**TASK STATEMENT**
Which lines in the data below contain the string "Food"? Gather every such line, treating uppercase and lowercase as different.

-------- DATA LISTING --------

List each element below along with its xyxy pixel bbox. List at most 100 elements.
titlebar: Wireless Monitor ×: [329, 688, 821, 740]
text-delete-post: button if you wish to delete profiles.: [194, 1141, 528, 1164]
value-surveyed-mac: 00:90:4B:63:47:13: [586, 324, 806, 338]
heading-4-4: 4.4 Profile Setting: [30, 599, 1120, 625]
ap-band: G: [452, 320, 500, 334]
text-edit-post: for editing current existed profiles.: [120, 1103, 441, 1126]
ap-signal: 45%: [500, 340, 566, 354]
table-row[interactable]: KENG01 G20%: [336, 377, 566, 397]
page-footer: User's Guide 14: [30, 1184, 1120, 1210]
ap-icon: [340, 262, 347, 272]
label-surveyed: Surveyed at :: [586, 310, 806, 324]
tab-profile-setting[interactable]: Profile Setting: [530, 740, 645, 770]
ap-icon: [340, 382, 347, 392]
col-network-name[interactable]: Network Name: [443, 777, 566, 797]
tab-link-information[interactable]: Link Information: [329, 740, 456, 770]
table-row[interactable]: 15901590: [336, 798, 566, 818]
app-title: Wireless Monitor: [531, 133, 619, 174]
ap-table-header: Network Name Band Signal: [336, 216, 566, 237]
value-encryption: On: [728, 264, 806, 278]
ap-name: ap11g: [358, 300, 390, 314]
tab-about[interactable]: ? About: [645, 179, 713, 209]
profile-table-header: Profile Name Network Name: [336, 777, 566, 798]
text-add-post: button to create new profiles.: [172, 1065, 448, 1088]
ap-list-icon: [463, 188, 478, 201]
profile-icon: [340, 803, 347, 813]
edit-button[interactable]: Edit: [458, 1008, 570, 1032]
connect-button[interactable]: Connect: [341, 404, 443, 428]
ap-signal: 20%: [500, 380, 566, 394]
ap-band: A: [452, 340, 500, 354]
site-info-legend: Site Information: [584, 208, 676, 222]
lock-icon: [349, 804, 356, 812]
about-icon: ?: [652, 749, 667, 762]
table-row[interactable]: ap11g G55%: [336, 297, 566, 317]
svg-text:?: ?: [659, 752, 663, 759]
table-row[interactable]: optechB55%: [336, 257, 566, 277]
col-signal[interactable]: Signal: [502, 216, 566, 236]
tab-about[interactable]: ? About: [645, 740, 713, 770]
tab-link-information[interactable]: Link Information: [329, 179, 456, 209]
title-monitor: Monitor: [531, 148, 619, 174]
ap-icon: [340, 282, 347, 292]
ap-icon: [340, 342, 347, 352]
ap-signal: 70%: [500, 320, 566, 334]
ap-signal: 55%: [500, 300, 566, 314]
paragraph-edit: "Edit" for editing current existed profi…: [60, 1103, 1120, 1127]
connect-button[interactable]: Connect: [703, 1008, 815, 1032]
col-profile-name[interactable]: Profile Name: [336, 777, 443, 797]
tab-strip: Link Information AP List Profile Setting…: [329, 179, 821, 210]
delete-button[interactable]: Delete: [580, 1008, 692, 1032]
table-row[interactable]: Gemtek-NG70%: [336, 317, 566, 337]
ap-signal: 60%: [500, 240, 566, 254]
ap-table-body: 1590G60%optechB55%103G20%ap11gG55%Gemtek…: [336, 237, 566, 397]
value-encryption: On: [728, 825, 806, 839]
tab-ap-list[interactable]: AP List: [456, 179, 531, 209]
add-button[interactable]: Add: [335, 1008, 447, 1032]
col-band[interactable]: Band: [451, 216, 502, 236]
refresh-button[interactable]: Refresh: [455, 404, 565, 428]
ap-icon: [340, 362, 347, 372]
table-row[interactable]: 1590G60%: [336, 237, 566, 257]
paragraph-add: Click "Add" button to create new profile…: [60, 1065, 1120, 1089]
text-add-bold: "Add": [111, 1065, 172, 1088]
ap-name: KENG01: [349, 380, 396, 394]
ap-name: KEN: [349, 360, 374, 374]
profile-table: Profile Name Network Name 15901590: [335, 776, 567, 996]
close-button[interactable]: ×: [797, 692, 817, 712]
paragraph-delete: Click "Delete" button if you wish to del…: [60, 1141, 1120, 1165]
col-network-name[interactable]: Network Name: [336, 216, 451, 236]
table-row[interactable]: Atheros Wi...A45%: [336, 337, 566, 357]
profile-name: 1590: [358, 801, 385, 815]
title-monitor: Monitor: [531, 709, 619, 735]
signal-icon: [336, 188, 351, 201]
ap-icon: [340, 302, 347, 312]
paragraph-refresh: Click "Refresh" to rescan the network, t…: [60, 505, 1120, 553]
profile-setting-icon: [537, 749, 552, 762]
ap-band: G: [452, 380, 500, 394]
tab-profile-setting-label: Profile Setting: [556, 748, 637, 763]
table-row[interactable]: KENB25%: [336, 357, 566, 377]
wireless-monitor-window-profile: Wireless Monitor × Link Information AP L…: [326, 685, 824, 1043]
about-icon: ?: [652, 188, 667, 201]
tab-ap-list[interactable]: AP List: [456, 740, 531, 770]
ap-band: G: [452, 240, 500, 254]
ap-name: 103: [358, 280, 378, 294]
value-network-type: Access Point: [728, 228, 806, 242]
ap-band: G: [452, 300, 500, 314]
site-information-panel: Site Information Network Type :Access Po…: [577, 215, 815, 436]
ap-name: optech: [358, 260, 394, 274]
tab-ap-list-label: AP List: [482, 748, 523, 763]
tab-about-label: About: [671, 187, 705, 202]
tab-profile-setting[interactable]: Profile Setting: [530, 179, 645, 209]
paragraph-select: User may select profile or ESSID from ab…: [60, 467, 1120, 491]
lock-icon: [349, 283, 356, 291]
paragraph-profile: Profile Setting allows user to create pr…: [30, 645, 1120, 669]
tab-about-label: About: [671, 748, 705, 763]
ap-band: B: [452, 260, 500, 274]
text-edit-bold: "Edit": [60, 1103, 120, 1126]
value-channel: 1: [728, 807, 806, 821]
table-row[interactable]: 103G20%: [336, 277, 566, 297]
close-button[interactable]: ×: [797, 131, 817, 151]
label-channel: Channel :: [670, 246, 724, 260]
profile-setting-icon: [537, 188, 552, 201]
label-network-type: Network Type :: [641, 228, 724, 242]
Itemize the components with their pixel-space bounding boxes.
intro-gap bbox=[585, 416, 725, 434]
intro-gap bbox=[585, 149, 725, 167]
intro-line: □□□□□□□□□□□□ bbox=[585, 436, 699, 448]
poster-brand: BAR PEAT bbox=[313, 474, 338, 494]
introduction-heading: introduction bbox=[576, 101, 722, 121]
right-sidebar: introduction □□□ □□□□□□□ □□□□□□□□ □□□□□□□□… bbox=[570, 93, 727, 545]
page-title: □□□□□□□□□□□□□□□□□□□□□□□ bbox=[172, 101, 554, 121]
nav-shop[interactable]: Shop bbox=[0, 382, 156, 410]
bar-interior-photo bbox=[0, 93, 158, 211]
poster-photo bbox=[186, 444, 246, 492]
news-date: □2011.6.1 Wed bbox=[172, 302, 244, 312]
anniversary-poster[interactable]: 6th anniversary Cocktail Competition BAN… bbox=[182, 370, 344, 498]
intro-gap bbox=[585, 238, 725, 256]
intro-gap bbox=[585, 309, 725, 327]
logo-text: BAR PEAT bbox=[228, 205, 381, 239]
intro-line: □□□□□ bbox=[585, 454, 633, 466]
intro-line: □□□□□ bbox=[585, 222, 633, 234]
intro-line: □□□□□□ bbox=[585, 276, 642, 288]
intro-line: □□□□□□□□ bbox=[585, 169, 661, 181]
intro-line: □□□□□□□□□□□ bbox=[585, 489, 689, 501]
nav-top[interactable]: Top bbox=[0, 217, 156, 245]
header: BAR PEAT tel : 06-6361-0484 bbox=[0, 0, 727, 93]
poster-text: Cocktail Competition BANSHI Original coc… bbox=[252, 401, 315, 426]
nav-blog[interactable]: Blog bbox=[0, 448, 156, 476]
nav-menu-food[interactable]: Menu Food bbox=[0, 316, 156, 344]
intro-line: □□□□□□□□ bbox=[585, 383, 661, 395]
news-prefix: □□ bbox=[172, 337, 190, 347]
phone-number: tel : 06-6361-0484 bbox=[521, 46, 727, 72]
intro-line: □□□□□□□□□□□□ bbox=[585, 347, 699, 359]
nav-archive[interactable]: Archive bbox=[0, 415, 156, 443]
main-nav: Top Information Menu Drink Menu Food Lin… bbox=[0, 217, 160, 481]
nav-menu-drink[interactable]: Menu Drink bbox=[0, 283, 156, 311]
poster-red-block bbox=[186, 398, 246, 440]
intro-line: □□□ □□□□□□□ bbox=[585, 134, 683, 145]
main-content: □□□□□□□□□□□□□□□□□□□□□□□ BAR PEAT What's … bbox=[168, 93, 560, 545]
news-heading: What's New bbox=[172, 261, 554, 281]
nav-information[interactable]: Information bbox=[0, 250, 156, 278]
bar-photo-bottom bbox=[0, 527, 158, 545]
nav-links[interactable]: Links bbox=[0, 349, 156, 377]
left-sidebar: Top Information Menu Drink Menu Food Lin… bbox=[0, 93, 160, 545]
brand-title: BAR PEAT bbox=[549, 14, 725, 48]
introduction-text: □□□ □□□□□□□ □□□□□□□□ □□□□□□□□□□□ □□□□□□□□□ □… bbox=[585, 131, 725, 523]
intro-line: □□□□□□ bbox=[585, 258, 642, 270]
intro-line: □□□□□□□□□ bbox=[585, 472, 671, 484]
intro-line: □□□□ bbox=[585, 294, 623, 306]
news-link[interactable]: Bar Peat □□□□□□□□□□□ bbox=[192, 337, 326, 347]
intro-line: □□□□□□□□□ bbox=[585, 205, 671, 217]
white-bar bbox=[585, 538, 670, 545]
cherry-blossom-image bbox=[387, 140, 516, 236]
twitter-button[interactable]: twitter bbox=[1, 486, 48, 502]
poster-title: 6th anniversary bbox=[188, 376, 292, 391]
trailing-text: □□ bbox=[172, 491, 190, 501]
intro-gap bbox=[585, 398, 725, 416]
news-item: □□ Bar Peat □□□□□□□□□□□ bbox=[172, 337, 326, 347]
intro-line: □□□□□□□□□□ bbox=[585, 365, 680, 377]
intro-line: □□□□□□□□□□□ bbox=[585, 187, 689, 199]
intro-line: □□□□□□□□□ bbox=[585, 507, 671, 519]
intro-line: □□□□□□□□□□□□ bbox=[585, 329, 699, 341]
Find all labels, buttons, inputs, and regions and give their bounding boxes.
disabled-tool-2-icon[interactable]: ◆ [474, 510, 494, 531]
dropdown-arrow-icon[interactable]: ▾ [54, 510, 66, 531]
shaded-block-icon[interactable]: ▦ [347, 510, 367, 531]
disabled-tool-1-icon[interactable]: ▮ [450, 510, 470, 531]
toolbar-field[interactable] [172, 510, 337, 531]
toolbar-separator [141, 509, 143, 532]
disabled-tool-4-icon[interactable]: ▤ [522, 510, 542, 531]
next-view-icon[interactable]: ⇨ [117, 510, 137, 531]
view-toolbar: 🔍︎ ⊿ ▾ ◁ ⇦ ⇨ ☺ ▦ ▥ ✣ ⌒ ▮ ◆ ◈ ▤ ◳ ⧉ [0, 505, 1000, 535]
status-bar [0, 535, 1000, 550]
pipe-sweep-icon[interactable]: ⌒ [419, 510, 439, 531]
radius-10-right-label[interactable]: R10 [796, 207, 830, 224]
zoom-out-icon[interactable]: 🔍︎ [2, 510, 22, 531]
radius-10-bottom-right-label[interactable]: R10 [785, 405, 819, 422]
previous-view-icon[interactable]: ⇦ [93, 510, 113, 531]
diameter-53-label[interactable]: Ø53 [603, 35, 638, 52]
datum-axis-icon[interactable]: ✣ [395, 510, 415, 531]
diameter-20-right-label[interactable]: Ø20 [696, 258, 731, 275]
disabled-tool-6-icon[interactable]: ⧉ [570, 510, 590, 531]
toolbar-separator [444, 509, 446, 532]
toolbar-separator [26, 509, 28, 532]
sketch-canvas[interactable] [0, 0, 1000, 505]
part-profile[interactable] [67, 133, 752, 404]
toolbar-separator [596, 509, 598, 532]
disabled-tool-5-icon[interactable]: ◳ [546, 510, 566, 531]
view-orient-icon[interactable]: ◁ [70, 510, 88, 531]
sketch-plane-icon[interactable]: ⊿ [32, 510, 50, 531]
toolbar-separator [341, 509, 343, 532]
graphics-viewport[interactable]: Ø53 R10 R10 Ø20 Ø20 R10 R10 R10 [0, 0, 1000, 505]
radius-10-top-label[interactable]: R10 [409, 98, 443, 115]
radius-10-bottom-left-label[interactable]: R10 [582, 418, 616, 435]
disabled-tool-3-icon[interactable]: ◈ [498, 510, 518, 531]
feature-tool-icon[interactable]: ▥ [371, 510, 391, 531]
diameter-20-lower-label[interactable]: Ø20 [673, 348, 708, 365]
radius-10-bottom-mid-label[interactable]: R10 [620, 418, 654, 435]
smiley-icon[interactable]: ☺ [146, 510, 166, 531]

--------

**EXPECTED ANSWER**
nav-menu-food[interactable]: Menu Food bbox=[0, 316, 156, 344]
main-nav: Top Information Menu Drink Menu Food Lin… bbox=[0, 217, 160, 481]
left-sidebar: Top Information Menu Drink Menu Food Lin… bbox=[0, 93, 160, 545]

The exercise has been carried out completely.